### Required task
Repeat the listing in full, exactly as it stands.

==== Data lines ====

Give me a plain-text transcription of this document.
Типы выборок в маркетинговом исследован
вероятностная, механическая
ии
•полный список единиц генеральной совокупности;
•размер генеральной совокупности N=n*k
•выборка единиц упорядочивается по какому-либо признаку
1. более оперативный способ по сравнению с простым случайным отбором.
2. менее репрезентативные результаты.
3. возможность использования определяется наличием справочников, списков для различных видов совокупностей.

====

### Response to the exercise
Give me a plain-text transcription of this document.
Типы выборок в маркетинговом исследован
вероятностная, механическая
ии
•полный список единиц генеральной совокупности;
•размер генеральной совокупности N=n*k
•выборка единиц упорядочивается по какому-либо признаку
1. более оперативный способ по сравнению с простым случайным отбором.
2. менее репрезентативные результаты.
3. возможность использования определяется наличием справочников, списков для различных видов совокупностей.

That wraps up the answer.